====== Dataset entries ======

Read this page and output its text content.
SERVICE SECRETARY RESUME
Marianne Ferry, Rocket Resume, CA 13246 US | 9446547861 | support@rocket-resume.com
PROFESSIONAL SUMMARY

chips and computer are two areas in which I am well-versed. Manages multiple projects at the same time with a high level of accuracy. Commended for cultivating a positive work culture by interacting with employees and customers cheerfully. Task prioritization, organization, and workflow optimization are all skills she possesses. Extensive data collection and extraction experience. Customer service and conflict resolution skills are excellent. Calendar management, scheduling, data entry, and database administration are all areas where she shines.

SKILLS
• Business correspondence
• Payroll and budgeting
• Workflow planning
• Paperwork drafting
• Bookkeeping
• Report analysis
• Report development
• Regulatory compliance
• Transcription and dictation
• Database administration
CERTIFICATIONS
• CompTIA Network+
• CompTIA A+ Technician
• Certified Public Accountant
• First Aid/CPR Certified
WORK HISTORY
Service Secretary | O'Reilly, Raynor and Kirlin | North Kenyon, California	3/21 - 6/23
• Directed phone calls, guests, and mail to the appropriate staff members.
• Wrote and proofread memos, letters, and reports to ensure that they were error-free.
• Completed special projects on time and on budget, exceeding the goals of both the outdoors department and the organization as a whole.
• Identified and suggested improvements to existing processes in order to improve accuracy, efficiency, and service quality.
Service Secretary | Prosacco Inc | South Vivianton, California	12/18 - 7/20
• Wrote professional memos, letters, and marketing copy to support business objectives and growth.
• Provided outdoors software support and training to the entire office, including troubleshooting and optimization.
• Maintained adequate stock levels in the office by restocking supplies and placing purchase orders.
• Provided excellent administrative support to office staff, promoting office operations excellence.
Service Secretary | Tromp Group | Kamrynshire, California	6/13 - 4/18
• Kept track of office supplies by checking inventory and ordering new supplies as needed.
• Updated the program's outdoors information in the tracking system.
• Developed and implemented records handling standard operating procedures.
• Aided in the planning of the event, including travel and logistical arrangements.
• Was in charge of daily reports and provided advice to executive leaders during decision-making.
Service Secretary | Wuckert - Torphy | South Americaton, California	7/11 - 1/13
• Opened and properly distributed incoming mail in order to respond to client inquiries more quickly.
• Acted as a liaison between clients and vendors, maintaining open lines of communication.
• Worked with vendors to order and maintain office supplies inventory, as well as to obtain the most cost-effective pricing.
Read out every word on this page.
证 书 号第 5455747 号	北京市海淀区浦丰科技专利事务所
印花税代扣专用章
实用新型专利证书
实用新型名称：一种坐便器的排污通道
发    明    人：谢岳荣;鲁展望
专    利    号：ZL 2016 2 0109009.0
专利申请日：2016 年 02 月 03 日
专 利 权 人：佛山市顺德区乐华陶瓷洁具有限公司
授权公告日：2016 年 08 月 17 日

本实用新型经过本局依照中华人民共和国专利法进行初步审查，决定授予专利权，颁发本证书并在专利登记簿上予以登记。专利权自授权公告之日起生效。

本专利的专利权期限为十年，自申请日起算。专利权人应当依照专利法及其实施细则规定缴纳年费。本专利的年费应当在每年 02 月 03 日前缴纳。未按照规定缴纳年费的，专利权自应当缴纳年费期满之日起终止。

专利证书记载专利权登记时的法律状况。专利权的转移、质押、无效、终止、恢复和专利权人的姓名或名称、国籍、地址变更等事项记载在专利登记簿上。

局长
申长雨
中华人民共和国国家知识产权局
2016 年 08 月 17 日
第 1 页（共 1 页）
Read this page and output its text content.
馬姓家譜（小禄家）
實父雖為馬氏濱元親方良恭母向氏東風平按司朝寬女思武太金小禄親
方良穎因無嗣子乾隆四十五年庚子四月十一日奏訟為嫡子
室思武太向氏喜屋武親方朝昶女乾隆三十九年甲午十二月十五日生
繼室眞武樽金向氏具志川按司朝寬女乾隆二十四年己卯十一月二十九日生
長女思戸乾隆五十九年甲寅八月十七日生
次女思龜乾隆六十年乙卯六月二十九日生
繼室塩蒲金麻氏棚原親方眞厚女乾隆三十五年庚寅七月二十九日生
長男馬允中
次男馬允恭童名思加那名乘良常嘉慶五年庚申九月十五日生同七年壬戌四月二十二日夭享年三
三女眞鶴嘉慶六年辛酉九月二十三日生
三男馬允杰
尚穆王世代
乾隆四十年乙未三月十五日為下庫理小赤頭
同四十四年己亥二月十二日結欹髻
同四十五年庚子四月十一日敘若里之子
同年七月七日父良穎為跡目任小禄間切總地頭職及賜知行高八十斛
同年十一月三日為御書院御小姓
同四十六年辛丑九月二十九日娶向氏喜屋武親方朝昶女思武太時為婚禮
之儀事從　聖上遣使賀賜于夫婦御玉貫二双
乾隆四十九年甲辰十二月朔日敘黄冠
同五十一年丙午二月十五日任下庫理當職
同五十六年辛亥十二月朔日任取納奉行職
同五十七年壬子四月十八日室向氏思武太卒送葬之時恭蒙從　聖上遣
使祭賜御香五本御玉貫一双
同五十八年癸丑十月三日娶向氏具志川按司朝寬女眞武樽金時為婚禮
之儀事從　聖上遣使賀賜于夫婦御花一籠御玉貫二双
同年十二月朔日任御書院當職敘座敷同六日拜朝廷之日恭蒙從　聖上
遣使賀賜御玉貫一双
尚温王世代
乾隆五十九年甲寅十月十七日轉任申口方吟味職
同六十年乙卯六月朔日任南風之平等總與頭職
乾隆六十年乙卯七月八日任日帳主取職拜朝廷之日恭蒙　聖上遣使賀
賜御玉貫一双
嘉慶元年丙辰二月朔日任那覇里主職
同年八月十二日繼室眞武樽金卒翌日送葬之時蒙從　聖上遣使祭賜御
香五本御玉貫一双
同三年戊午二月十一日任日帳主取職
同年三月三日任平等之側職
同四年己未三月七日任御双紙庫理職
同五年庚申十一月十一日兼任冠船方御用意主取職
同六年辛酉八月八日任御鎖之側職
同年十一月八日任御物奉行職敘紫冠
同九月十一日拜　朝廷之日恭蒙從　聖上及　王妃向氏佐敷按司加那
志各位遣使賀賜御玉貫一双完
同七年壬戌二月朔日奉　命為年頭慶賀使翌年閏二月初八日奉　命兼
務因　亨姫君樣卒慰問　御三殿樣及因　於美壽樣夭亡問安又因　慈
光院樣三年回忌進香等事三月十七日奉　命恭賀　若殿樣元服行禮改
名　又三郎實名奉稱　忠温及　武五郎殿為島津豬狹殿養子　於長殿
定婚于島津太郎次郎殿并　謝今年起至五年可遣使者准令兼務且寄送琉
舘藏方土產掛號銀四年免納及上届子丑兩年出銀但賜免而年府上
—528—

======

▶ **Required task**:
Extract the full set of entries word for word.

▶ **Response to the exercise**:
Read this page and output its text content.
SERVICE SECRETARY RESUME
Marianne Ferry, Rocket Resume, CA 13246 US | 9446547861 | support@rocket-resume.com
PROFESSIONAL SUMMARY

chips and computer are two areas in which I am well-versed. Manages multiple projects at the same time with a high level of accuracy. Commended for cultivating a positive work culture by interacting with employees and customers cheerfully. Task prioritization, organization, and workflow optimization are all skills she possesses. Extensive data collection and extraction experience. Customer service and conflict resolution skills are excellent. Calendar management, scheduling, data entry, and database administration are all areas where she shines.

SKILLS
• Business correspondence
• Payroll and budgeting
• Workflow planning
• Paperwork drafting
• Bookkeeping
• Report analysis
• Report development
• Regulatory compliance
• Transcription and dictation
• Database administration
CERTIFICATIONS
• CompTIA Network+
• CompTIA A+ Technician
• Certified Public Accountant
• First Aid/CPR Certified
WORK HISTORY
Service Secretary | O'Reilly, Raynor and Kirlin | North Kenyon, California	3/21 - 6/23
• Directed phone calls, guests, and mail to the appropriate staff members.
• Wrote and proofread memos, letters, and reports to ensure that they were error-free.
• Completed special projects on time and on budget, exceeding the goals of both the outdoors department and the organization as a whole.
• Identified and suggested improvements to existing processes in order to improve accuracy, efficiency, and service quality.
Service Secretary | Prosacco Inc | South Vivianton, California	12/18 - 7/20
• Wrote professional memos, letters, and marketing copy to support business objectives and growth.
• Provided outdoors software support and training to the entire office, including troubleshooting and optimization.
• Maintained adequate stock levels in the office by restocking supplies and placing purchase orders.
• Provided excellent administrative support to office staff, promoting office operations excellence.
Service Secretary | Tromp Group | Kamrynshire, California	6/13 - 4/18
• Kept track of office supplies by checking inventory and ordering new supplies as needed.
• Updated the program's outdoors information in the tracking system.
• Developed and implemented records handling standard operating procedures.
• Aided in the planning of the event, including travel and logistical arrangements.
• Was in charge of daily reports and provided advice to executive leaders during decision-making.
Service Secretary | Wuckert - Torphy | South Americaton, California	7/11 - 1/13
• Opened and properly distributed incoming mail in order to respond to client inquiries more quickly.
• Acted as a liaison between clients and vendors, maintaining open lines of communication.
• Worked with vendors to order and maintain office supplies inventory, as well as to obtain the most cost-effective pricing.
Read out every word on this page.
证 书 号第 5455747 号	北京市海淀区浦丰科技专利事务所
印花税代扣专用章
实用新型专利证书
实用新型名称：一种坐便器的排污通道
发    明    人：谢岳荣;鲁展望
专    利    号：ZL 2016 2 0109009.0
专利申请日：2016 年 02 月 03 日
专 利 权 人：佛山市顺德区乐华陶瓷洁具有限公司
授权公告日：2016 年 08 月 17 日

本实用新型经过本局依照中华人民共和国专利法进行初步审查，决定授予专利权，颁发本证书并在专利登记簿上予以登记。专利权自授权公告之日起生效。

本专利的专利权期限为十年，自申请日起算。专利权人应当依照专利法及其实施细则规定缴纳年费。本专利的年费应当在每年 02 月 03 日前缴纳。未按照规定缴纳年费的，专利权自应当缴纳年费期满之日起终止。

专利证书记载专利权登记时的法律状况。专利权的转移、质押、无效、终止、恢复和专利权人的姓名或名称、国籍、地址变更等事项记载在专利登记簿上。

局长
申长雨
中华人民共和国国家知识产权局
2016 年 08 月 17 日
第 1 页（共 1 页）
Read this page and output its text content.
馬姓家譜（小禄家）
實父雖為馬氏濱元親方良恭母向氏東風平按司朝寬女思武太金小禄親
方良穎因無嗣子乾隆四十五年庚子四月十一日奏訟為嫡子
室思武太向氏喜屋武親方朝昶女乾隆三十九年甲午十二月十五日生
繼室眞武樽金向氏具志川按司朝寬女乾隆二十四年己卯十一月二十九日生
長女思戸乾隆五十九年甲寅八月十七日生
次女思龜乾隆六十年乙卯六月二十九日生
繼室塩蒲金麻氏棚原親方眞厚女乾隆三十五年庚寅七月二十九日生
長男馬允中
次男馬允恭童名思加那名乘良常嘉慶五年庚申九月十五日生同七年壬戌四月二十二日夭享年三
三女眞鶴嘉慶六年辛酉九月二十三日生
三男馬允杰
尚穆王世代
乾隆四十年乙未三月十五日為下庫理小赤頭
同四十四年己亥二月十二日結欹髻
同四十五年庚子四月十一日敘若里之子
同年七月七日父良穎為跡目任小禄間切總地頭職及賜知行高八十斛
同年十一月三日為御書院御小姓
同四十六年辛丑九月二十九日娶向氏喜屋武親方朝昶女思武太時為婚禮
之儀事從　聖上遣使賀賜于夫婦御玉貫二双
乾隆四十九年甲辰十二月朔日敘黄冠
同五十一年丙午二月十五日任下庫理當職
同五十六年辛亥十二月朔日任取納奉行職
同五十七年壬子四月十八日室向氏思武太卒送葬之時恭蒙從　聖上遣
使祭賜御香五本御玉貫一双
同五十八年癸丑十月三日娶向氏具志川按司朝寬女眞武樽金時為婚禮
之儀事從　聖上遣使賀賜于夫婦御花一籠御玉貫二双
同年十二月朔日任御書院當職敘座敷同六日拜朝廷之日恭蒙從　聖上
遣使賀賜御玉貫一双
尚温王世代
乾隆五十九年甲寅十月十七日轉任申口方吟味職
同六十年乙卯六月朔日任南風之平等總與頭職
乾隆六十年乙卯七月八日任日帳主取職拜朝廷之日恭蒙　聖上遣使賀
賜御玉貫一双
嘉慶元年丙辰二月朔日任那覇里主職
同年八月十二日繼室眞武樽金卒翌日送葬之時蒙從　聖上遣使祭賜御
香五本御玉貫一双
同三年戊午二月十一日任日帳主取職
同年三月三日任平等之側職
同四年己未三月七日任御双紙庫理職
同五年庚申十一月十一日兼任冠船方御用意主取職
同六年辛酉八月八日任御鎖之側職
同年十一月八日任御物奉行職敘紫冠
同九月十一日拜　朝廷之日恭蒙從　聖上及　王妃向氏佐敷按司加那
志各位遣使賀賜御玉貫一双完
同七年壬戌二月朔日奉　命為年頭慶賀使翌年閏二月初八日奉　命兼
務因　亨姫君樣卒慰問　御三殿樣及因　於美壽樣夭亡問安又因　慈
光院樣三年回忌進香等事三月十七日奉　命恭賀　若殿樣元服行禮改
名　又三郎實名奉稱　忠温及　武五郎殿為島津豬狹殿養子　於長殿
定婚于島津太郎次郎殿并　謝今年起至五年可遣使者准令兼務且寄送琉
舘藏方土產掛號銀四年免納及上届子丑兩年出銀但賜免而年府上
—528—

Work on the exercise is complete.